Copy out, without any changes, the stretch of entries from the line containing "Itemize the components" through the line containing "stat-name: 觉醒之力 <box>429 1538 506 1561</box>", inclusive of both, and nothing else.

• _RECORDED DATA_
%%
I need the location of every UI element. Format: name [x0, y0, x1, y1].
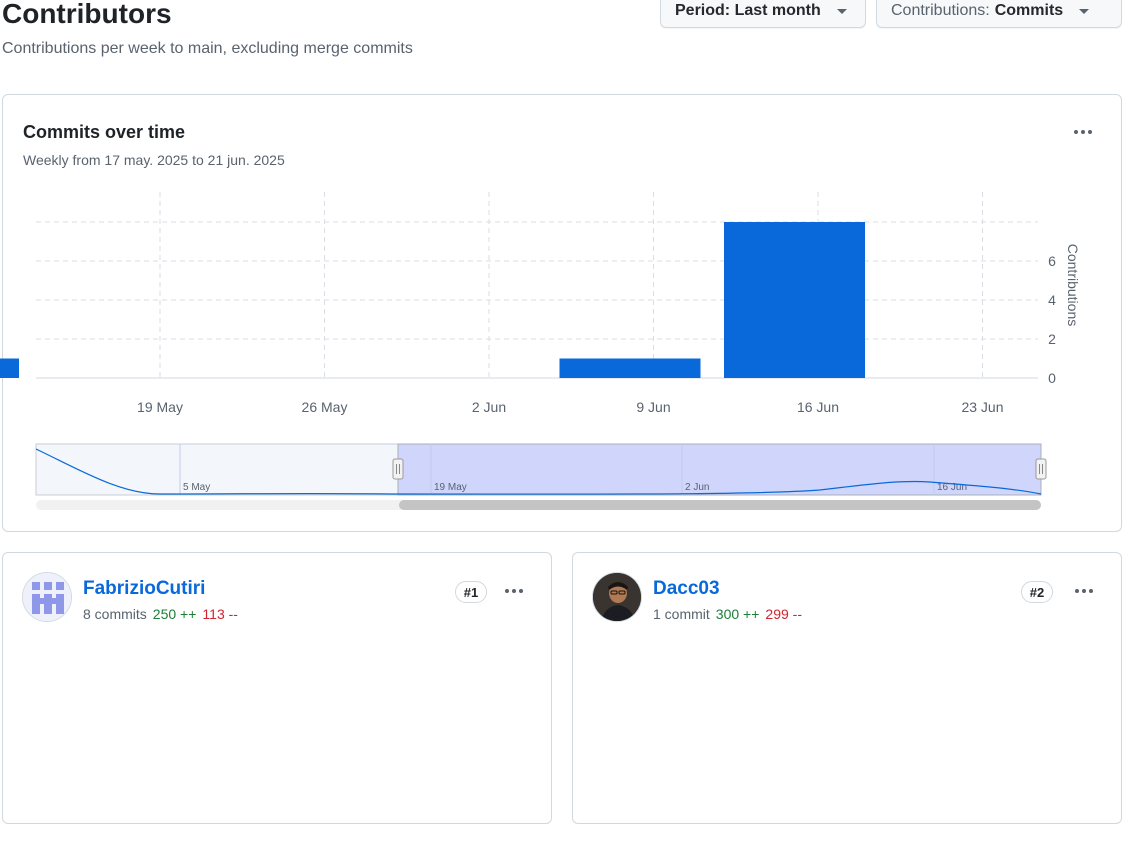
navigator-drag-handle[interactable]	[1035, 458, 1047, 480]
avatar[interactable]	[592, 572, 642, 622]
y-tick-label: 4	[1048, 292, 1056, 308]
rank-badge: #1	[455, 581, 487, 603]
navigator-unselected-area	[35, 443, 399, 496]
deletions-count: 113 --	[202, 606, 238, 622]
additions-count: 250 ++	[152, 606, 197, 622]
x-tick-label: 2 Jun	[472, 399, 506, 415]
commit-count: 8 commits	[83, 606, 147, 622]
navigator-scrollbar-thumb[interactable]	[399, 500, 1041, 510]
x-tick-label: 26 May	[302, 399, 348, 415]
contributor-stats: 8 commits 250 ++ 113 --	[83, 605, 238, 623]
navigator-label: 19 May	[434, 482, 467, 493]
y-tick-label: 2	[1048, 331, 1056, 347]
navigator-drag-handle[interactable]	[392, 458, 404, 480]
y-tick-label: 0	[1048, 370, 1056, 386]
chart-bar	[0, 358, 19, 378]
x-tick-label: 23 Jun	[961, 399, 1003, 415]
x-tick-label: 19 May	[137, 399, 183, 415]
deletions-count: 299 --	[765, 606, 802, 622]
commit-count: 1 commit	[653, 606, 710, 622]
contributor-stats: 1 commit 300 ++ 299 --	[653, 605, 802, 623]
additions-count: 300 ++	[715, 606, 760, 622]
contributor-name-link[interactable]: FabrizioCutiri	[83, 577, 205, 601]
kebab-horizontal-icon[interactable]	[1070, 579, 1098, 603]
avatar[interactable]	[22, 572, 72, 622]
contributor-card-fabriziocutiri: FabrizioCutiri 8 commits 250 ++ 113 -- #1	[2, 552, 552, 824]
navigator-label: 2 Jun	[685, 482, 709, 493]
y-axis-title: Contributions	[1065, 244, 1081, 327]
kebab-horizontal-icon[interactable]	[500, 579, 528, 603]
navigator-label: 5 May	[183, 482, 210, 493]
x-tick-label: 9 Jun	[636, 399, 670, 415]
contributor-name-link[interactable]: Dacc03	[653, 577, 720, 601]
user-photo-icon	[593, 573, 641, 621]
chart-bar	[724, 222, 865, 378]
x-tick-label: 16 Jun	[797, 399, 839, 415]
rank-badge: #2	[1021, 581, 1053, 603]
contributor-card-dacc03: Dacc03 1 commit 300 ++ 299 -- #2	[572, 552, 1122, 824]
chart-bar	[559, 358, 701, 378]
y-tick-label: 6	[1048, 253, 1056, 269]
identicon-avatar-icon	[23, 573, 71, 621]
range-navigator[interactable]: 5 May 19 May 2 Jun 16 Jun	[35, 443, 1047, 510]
%%
%%
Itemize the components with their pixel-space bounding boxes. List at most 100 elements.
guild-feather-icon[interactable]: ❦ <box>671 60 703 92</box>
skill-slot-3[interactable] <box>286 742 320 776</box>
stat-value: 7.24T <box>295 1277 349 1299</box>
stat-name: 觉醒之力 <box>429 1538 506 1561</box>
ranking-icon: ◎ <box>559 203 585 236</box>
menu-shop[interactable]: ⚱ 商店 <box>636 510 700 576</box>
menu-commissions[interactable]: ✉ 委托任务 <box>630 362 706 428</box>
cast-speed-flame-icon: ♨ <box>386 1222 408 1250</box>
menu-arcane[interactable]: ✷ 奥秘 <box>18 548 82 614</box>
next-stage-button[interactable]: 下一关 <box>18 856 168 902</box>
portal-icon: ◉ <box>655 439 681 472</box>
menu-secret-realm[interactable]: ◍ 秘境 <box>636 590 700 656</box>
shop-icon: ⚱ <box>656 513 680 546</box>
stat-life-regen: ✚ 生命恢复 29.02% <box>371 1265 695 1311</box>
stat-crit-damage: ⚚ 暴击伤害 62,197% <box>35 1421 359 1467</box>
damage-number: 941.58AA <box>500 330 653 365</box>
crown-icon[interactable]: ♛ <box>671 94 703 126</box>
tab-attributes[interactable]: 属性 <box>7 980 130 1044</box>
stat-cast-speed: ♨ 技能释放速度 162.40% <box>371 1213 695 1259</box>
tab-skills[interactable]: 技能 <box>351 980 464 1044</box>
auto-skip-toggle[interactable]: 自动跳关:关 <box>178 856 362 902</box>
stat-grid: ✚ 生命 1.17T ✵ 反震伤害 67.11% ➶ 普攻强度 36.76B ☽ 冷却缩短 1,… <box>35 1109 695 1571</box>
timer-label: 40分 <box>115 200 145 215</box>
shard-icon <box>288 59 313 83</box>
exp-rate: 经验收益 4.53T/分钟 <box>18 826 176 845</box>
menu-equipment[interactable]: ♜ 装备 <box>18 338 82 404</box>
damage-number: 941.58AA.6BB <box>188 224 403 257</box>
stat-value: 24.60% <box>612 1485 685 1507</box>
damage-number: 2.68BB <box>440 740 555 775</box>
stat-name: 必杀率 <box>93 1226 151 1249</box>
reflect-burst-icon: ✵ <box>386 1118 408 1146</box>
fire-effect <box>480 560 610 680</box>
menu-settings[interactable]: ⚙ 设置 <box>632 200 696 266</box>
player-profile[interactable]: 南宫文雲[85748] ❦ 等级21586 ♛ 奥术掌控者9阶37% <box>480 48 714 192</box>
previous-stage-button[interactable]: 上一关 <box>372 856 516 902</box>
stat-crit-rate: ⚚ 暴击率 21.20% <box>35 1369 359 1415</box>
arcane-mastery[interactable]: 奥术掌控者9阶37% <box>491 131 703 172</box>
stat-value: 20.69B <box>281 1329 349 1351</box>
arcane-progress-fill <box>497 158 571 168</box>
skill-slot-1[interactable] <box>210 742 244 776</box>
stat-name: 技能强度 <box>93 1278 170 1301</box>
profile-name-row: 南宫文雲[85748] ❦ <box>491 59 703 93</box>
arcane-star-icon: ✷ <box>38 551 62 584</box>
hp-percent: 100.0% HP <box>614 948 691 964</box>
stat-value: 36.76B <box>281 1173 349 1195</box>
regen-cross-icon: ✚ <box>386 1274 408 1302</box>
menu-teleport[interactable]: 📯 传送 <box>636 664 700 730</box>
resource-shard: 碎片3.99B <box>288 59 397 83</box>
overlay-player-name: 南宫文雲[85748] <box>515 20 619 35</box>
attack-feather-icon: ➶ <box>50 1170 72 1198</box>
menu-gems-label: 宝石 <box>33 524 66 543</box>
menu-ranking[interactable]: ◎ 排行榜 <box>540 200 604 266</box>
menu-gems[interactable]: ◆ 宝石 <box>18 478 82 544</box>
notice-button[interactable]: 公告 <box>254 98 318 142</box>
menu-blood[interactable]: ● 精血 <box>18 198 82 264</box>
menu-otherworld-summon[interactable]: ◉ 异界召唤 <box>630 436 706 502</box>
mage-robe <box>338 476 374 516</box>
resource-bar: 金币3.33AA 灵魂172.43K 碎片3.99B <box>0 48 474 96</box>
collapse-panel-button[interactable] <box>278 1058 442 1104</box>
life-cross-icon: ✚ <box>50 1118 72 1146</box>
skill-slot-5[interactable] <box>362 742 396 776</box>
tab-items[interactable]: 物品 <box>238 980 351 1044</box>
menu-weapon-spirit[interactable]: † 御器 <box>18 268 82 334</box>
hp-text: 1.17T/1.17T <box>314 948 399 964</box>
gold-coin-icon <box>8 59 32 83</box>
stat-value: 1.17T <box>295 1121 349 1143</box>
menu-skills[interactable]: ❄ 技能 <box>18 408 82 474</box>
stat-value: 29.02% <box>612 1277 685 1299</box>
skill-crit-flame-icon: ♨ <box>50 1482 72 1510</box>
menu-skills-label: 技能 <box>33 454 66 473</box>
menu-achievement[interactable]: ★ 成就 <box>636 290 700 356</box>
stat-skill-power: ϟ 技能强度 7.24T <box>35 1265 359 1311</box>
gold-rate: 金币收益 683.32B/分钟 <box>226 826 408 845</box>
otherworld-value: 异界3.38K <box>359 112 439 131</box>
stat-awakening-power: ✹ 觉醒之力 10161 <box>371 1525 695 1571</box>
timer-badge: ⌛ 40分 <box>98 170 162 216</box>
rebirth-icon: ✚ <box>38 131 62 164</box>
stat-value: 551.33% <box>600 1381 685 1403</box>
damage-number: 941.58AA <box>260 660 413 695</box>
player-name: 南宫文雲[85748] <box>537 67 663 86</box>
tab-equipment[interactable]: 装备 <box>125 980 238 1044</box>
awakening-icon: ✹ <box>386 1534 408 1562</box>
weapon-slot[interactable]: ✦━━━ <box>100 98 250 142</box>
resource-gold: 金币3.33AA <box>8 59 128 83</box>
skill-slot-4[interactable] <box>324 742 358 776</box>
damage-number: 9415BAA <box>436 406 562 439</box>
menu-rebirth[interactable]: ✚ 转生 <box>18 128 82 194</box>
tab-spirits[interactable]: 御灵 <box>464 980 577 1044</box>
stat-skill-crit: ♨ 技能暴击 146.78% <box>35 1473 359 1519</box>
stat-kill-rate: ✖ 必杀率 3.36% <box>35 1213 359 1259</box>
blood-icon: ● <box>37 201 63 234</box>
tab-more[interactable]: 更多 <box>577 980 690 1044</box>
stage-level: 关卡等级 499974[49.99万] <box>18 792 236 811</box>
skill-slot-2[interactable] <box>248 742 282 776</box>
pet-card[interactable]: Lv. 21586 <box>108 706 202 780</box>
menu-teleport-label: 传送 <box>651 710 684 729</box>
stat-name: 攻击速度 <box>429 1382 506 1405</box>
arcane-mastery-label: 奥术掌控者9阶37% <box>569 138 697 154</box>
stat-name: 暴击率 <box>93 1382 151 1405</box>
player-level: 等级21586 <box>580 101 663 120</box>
%%
• _TASK RESPONSE_
Itemize the components with their pixel-space bounding boxes. List at most 100 elements.
guild-feather-icon[interactable]: ❦ <box>671 60 703 92</box>
skill-slot-3[interactable] <box>286 742 320 776</box>
stat-value: 7.24T <box>295 1277 349 1299</box>
stat-name: 觉醒之力 <box>429 1538 506 1561</box>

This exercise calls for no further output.